-- ENTRIES SHOWN --
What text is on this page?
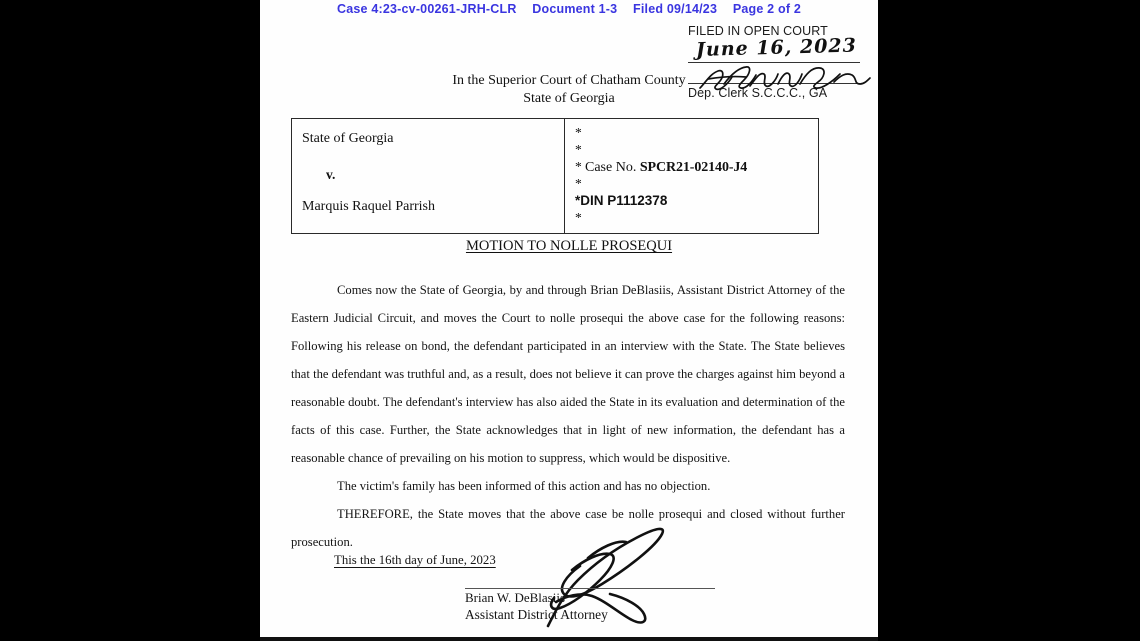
Case 4:23-cv-00261-JRH-CLR Document 1-3 Filed 09/14/23 Page 2 of 2
FILED IN OPEN COURT
June 16, 2023
Dep. Clerk S.C.C.C., GA
In the Superior Court of Chatham County
State of Georgia
State of Georgia
v.
Marquis Raquel Parrish
*
*
* Case No.
SPCR21-02140-J4
*
*DIN P1112378
*
MOTION TO NOLLE PROSEQUI

Comes now the State of Georgia, by and through Brian DeBlasiis, Assistant District Attorney of the Eastern Judicial Circuit, and moves the Court to nolle prosequi the above case for the following reasons: Following his release on bond, the defendant participated in an interview with the State. The State believes that the defendant was truthful and, as a result, does not believe it can prove the charges against him beyond a reasonable doubt. The defendant's interview has also aided the State in its evaluation and determination of the facts of this case. Further, the State acknowledges that in light of new information, the defendant has a reasonable chance of prevailing on his motion to suppress, which would be dispositive.

The victim's family has been informed of this action and has no objection.

THEREFORE, the State moves that the above case be nolle prosequi and closed without further prosecution.

This the 16th day of June, 2023
Brian W. DeBlasiis
Assistant District Attorney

-- GIVEN REQUEST --
Transcribe all of the records above character for character. Exclude the pictures.

-- COMPLETED TASK --
What text is on this page?
Case 4:23-cv-00261-JRH-CLR Document 1-3 Filed 09/14/23 Page 2 of 2
FILED IN OPEN COURT
June 16, 2023
Dep. Clerk S.C.C.C., GA
In the Superior Court of Chatham County
State of Georgia
State of Georgia
v.
Marquis Raquel Parrish
*
*
* Case No.
SPCR21-02140-J4
*
*DIN P1112378
*
MOTION TO NOLLE PROSEQUI

Comes now the State of Georgia, by and through Brian DeBlasiis, Assistant District Attorney of the Eastern Judicial Circuit, and moves the Court to nolle prosequi the above case for the following reasons: Following his release on bond, the defendant participated in an interview with the State. The State believes that the defendant was truthful and, as a result, does not believe it can prove the charges against him beyond a reasonable doubt. The defendant's interview has also aided the State in its evaluation and determination of the facts of this case. Further, the State acknowledges that in light of new information, the defendant has a reasonable chance of prevailing on his motion to suppress, which would be dispositive.

The victim's family has been informed of this action and has no objection.

THEREFORE, the State moves that the above case be nolle prosequi and closed without further prosecution.

This the 16th day of June, 2023
Brian W. DeBlasiis
Assistant District Attorney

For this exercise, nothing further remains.